> _PROBLEM REQUIREMENTS_:
Every line of the data that contains the string "GmbH" must be copied.

[Data excerpts]
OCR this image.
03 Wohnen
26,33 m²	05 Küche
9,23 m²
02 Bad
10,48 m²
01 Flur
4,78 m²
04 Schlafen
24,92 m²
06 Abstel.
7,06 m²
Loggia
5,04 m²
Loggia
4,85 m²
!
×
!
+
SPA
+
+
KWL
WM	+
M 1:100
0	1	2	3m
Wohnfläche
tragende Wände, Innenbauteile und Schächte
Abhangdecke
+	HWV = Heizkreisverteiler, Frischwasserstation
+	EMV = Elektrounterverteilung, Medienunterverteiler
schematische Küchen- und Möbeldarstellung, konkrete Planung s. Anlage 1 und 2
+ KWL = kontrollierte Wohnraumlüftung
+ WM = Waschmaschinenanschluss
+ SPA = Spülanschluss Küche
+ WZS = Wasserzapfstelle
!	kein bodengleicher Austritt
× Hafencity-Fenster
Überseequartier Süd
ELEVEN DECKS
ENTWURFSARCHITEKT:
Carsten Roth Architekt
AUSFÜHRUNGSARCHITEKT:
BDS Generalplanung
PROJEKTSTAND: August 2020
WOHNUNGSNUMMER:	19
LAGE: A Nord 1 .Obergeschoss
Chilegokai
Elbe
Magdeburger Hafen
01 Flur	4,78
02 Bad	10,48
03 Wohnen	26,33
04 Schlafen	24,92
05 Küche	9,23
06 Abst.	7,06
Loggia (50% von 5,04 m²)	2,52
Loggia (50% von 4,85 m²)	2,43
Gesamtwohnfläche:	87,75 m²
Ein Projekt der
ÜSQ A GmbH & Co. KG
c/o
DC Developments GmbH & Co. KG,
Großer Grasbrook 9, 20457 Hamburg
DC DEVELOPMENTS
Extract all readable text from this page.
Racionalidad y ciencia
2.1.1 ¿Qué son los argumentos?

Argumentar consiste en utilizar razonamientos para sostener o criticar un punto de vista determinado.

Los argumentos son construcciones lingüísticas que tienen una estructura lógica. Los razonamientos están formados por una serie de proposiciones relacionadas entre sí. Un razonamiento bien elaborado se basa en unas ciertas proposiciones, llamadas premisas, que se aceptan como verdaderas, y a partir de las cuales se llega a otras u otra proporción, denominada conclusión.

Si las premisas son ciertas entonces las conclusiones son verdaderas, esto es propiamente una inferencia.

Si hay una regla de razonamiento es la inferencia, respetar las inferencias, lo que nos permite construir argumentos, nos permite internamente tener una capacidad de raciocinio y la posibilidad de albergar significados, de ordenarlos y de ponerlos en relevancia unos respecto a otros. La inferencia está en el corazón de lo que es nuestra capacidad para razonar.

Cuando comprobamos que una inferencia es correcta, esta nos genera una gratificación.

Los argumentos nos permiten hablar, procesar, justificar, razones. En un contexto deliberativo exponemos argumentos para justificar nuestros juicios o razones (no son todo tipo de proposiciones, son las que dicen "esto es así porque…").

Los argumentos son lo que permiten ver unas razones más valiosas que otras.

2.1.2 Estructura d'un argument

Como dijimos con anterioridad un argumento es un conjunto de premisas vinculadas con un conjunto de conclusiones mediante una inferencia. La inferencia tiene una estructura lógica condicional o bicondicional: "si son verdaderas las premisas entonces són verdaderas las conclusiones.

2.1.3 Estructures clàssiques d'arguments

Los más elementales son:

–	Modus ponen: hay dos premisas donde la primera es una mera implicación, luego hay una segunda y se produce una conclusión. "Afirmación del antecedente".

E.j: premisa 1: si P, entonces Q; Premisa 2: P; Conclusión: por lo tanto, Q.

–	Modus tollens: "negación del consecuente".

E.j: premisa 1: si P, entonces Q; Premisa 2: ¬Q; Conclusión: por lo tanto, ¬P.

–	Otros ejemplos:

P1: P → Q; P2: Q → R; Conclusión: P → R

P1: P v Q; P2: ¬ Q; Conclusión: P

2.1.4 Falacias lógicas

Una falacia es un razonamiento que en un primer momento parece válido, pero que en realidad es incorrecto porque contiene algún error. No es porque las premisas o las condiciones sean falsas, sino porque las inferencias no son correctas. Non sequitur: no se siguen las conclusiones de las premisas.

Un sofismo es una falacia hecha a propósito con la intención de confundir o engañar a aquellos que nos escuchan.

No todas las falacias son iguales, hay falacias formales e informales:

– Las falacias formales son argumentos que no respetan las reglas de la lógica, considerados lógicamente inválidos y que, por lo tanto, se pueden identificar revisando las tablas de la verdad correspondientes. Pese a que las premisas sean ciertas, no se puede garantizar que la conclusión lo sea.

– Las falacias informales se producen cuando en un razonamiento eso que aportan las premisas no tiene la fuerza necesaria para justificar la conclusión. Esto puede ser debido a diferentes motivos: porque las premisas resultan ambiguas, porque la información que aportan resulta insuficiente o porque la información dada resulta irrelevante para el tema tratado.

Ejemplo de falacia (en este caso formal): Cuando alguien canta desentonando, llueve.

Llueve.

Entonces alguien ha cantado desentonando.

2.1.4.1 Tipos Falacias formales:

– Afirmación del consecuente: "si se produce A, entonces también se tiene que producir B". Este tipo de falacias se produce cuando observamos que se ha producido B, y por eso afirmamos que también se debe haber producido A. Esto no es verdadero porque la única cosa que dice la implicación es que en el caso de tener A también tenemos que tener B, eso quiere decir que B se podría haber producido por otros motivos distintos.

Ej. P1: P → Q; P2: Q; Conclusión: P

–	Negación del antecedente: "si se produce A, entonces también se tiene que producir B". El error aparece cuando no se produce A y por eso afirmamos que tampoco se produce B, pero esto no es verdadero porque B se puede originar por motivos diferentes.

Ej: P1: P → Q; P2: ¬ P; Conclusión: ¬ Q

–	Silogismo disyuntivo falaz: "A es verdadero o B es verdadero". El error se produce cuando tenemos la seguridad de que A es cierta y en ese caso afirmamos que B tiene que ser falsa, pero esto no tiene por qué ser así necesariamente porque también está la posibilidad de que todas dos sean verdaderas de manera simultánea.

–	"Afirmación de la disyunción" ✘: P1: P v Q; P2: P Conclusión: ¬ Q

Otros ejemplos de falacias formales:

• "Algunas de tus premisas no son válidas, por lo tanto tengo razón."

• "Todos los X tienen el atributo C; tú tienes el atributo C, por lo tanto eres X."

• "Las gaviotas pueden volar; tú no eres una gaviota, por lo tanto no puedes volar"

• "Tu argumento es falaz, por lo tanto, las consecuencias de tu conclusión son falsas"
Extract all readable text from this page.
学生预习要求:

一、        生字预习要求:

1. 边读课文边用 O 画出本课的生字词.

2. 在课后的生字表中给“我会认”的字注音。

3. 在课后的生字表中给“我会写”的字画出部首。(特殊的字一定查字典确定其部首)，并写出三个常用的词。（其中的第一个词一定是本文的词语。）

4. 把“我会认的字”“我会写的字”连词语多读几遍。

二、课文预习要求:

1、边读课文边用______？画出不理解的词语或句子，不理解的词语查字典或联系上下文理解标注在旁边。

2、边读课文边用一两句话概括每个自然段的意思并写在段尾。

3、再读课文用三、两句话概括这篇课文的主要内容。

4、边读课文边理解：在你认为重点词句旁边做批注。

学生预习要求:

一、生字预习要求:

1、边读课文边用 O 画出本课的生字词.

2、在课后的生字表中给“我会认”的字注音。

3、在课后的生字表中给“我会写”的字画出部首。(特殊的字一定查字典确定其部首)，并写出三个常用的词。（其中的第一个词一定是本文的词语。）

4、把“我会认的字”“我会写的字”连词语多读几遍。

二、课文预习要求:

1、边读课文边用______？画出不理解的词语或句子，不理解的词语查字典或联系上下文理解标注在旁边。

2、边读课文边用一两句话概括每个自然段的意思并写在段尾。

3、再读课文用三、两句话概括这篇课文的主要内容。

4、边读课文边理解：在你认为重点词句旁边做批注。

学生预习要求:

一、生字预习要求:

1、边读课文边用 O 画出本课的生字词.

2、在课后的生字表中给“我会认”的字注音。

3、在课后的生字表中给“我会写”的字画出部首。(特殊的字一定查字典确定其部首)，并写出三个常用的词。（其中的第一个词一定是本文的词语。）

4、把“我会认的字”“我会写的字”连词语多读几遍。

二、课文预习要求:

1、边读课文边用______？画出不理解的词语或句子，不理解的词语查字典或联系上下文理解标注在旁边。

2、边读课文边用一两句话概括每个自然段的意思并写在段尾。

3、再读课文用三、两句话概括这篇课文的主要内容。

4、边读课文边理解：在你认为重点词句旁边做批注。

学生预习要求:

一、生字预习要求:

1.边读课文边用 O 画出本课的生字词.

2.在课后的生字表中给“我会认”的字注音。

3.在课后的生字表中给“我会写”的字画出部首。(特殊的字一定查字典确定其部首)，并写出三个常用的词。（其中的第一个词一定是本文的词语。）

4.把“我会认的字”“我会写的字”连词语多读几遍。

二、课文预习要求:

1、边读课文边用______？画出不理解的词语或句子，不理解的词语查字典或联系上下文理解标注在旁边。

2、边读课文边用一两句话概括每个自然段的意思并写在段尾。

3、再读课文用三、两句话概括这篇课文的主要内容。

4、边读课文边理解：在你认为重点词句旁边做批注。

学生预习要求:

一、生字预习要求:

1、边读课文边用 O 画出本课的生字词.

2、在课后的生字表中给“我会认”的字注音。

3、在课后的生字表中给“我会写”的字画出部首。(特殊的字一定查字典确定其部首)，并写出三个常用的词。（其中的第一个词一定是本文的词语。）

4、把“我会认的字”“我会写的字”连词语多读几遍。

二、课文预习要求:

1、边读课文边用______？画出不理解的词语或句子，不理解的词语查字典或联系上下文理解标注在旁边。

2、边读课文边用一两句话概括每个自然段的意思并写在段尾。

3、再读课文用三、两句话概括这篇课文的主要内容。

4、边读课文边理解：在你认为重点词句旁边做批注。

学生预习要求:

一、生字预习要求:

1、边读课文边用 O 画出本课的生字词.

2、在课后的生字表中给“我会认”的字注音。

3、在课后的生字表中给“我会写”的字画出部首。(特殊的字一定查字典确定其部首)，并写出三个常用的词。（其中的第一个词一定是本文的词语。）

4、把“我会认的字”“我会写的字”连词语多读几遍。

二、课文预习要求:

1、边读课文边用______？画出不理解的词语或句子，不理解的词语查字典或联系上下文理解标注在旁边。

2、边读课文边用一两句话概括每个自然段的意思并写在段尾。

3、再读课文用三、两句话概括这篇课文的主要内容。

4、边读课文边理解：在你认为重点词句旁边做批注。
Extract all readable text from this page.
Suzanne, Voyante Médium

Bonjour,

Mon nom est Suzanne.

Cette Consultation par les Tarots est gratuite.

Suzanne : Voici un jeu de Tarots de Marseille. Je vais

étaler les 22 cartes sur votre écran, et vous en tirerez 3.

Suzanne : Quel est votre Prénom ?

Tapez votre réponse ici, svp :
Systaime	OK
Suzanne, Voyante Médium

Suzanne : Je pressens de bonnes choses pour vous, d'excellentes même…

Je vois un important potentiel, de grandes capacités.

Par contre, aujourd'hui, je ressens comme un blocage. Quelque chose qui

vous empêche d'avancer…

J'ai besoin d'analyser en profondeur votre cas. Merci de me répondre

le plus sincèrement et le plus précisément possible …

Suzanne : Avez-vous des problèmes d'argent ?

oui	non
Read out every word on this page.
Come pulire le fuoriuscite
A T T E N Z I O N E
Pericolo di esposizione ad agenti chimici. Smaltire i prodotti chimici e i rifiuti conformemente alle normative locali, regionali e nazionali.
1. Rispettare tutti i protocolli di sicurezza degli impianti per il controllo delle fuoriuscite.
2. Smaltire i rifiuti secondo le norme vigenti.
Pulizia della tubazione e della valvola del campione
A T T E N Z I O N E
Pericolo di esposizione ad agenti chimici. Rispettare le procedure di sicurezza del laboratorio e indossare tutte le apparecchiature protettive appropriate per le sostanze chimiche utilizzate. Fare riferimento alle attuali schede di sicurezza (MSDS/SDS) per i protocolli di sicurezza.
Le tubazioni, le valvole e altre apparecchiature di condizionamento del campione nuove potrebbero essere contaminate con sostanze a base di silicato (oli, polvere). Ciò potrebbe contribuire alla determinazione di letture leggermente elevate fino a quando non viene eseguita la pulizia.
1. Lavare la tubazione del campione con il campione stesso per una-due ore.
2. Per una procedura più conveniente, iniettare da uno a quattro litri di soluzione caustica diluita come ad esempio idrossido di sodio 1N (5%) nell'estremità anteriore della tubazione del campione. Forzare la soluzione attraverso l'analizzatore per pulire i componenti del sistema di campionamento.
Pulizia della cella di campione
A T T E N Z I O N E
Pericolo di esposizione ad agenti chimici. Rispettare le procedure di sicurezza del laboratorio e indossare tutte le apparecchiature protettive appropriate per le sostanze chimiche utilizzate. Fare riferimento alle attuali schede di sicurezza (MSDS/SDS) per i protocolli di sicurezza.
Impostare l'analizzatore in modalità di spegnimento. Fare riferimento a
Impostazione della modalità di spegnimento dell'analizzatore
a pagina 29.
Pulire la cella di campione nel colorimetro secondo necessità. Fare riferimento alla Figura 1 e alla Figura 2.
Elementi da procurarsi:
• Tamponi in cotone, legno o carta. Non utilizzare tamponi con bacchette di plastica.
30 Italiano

> _RESPONSE BELOW_:
ÜSQ A GmbH & Co. KG
DC Developments GmbH & Co. KG,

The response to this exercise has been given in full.